- **TASK**: Any picture among the records should be left out, please; retype the rest exactly.

──────── DATA SHOWN ────────

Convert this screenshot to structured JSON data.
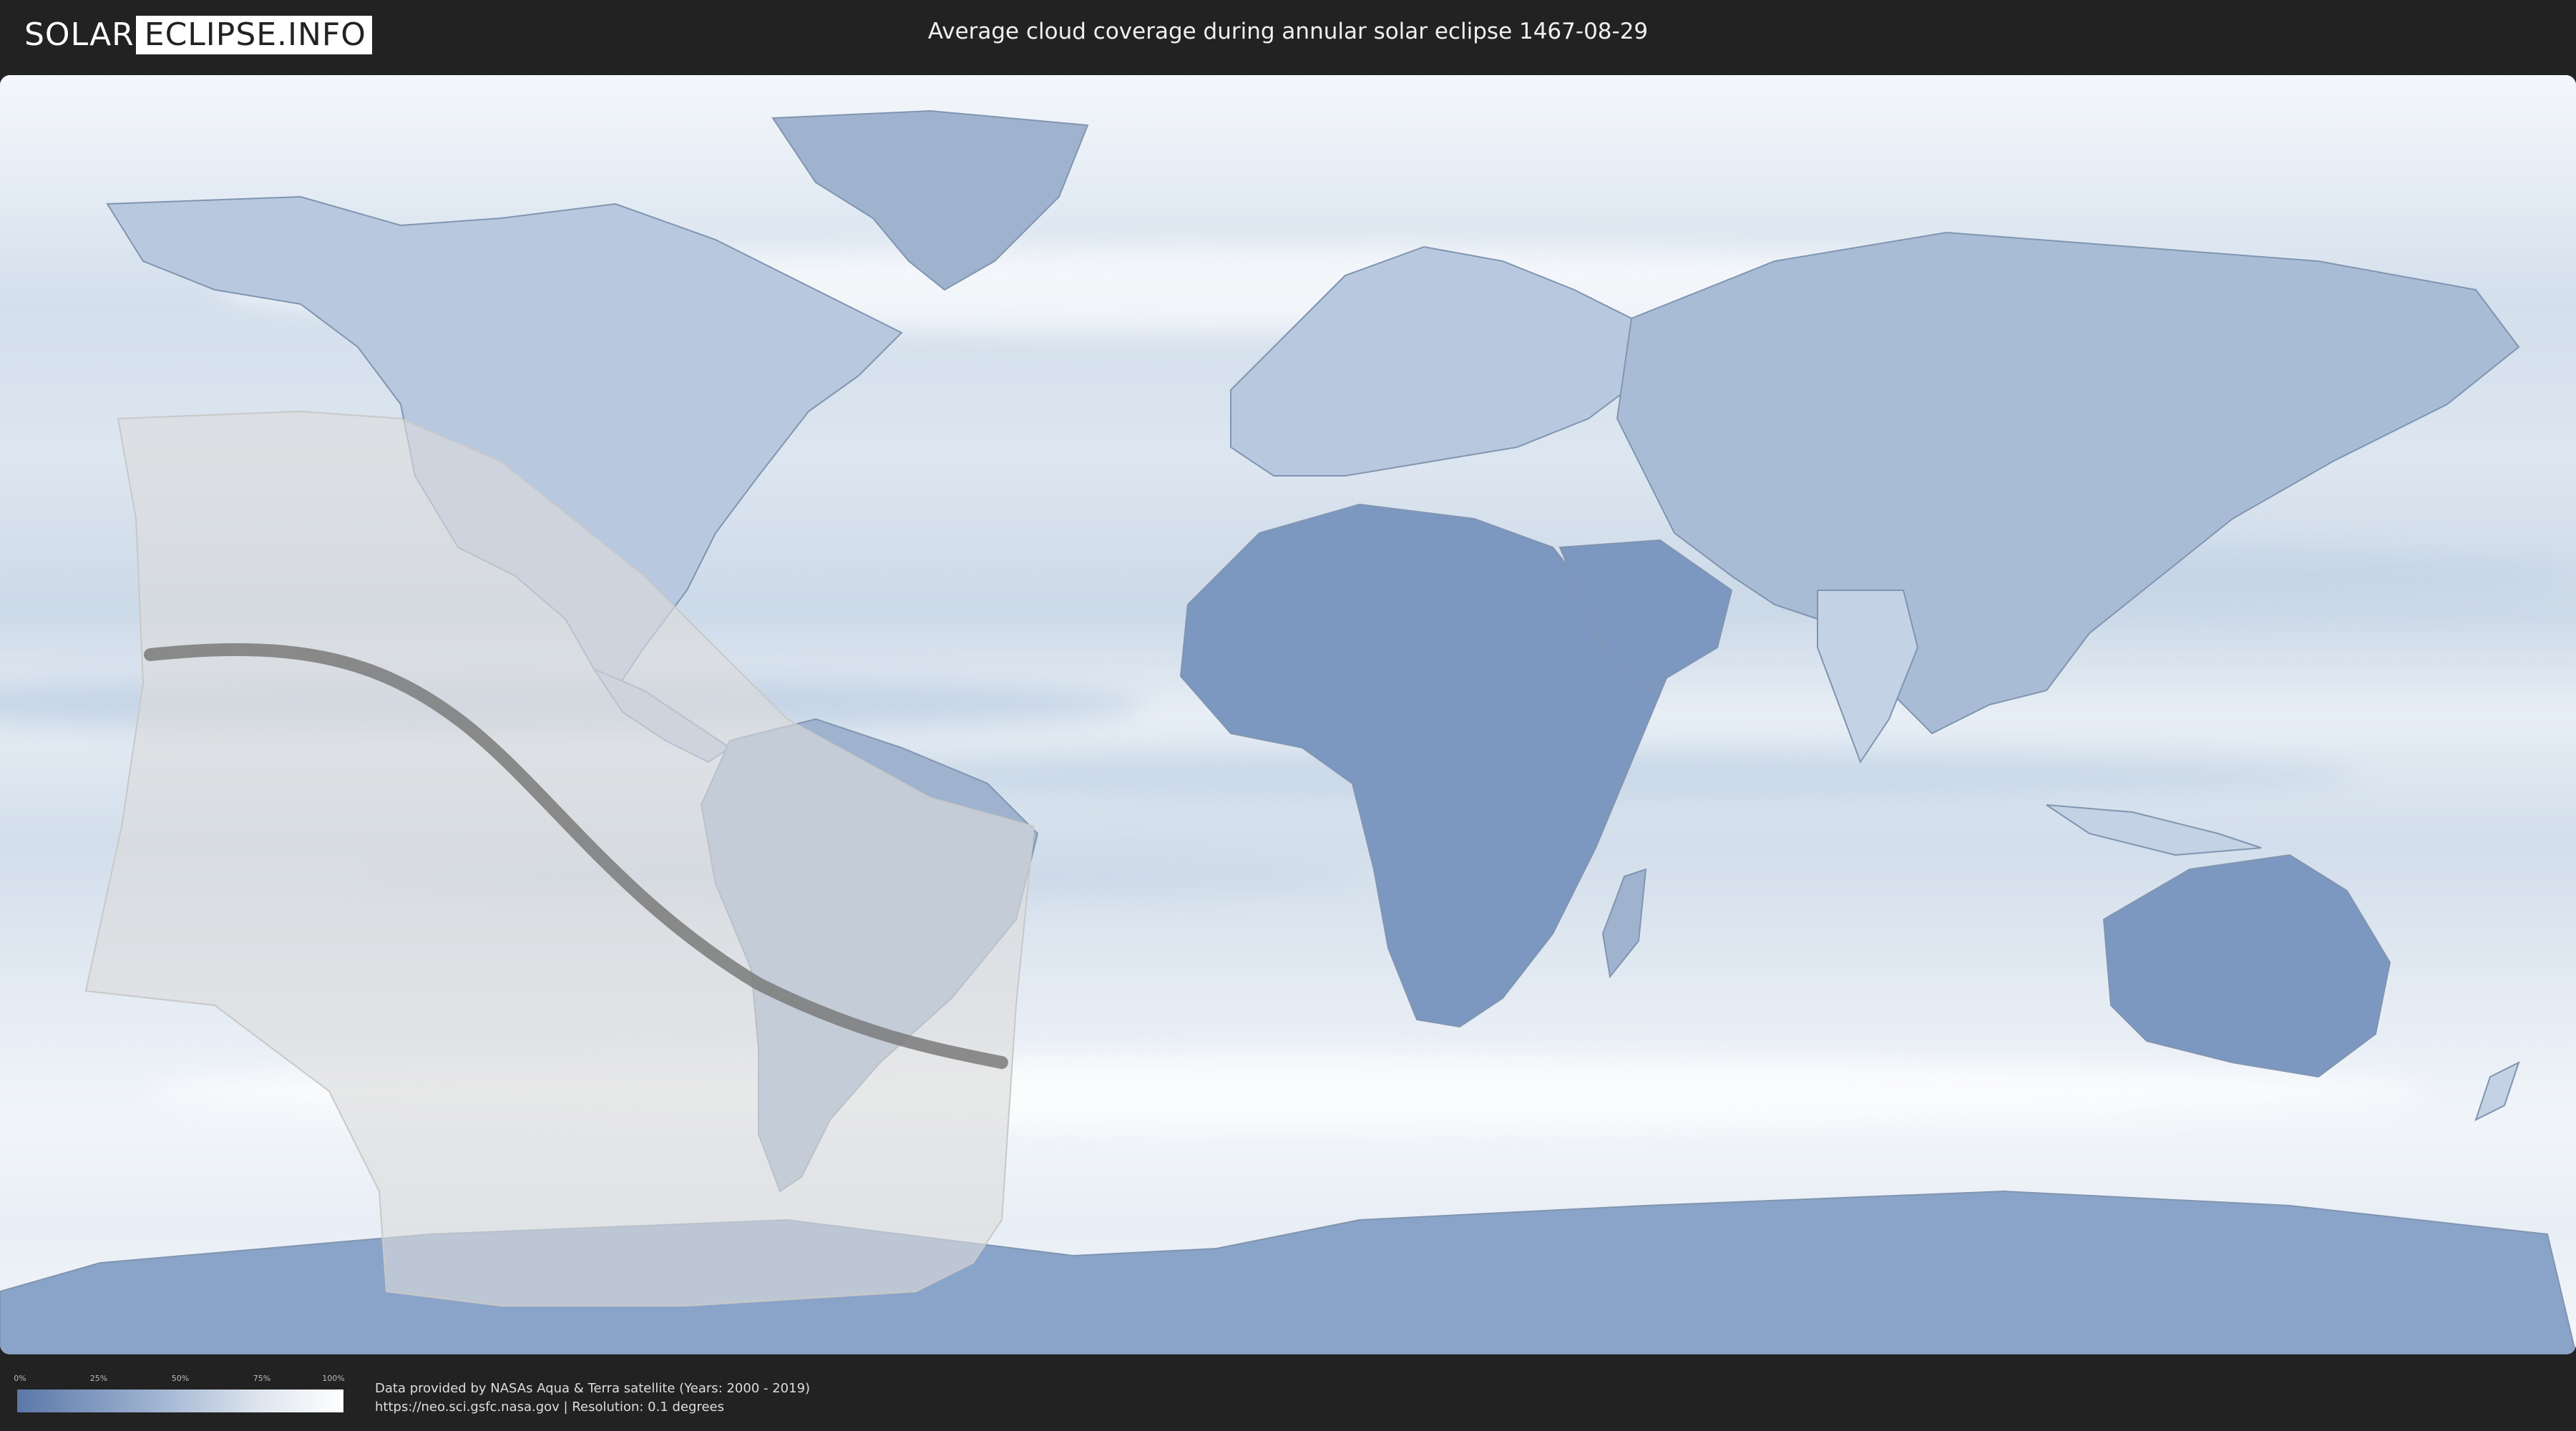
{
  "header": {
    "logo_left": "SOLAR",
    "logo_right": "ECLIPSE.INFO",
    "title": "Average cloud coverage during annular solar eclipse 1467-08-29"
  },
  "legend": {
    "ticks": [
      "0%",
      "25%",
      "50%",
      "75%",
      "100%"
    ],
    "colors": {
      "clear": "#5b78a8",
      "cloudy": "#ffffff"
    }
  },
  "footer": {
    "line1": "Data provided by NASAs Aqua & Terra satellite (Years: 2000 - 2019)",
    "line2": "https://neo.sci.gsfc.nasa.gov | Resolution: 0.1 degrees"
  },
  "map": {
    "projection": "equirectangular",
    "eclipse_type": "annular",
    "colors": {
      "ocean_cloud": "#e9eff6",
      "land_clear": "#6f8cb8",
      "path_line": "#7a7a7a",
      "shadow_area": "#d9d9d9"
    }
  }
}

────────

- **COMPLETED TASK**:
Convert this screenshot to structured JSON data.
{
  "header": {
    "logo_left": "SOLAR",
    "logo_right": "ECLIPSE.INFO",
    "title": "Average cloud coverage during annular solar eclipse 1467-08-29"
  },
  "legend": {
    "ticks": [
      "0%",
      "25%",
      "50%",
      "75%",
      "100%"
    ],
    "colors": {
      "clear": "#5b78a8",
      "cloudy": "#ffffff"
    }
  },
  "footer": {
    "line1": "Data provided by NASAs Aqua & Terra satellite (Years: 2000 - 2019)",
    "line2": "https://neo.sci.gsfc.nasa.gov | Resolution: 0.1 degrees"
  },
  "map": {
    "projection": "equirectangular",
    "eclipse_type": "annular",
    "colors": {
      "ocean_cloud": "#e9eff6",
      "land_clear": "#6f8cb8",
      "path_line": "#7a7a7a",
      "shadow_area": "#d9d9d9"
    }
  }
}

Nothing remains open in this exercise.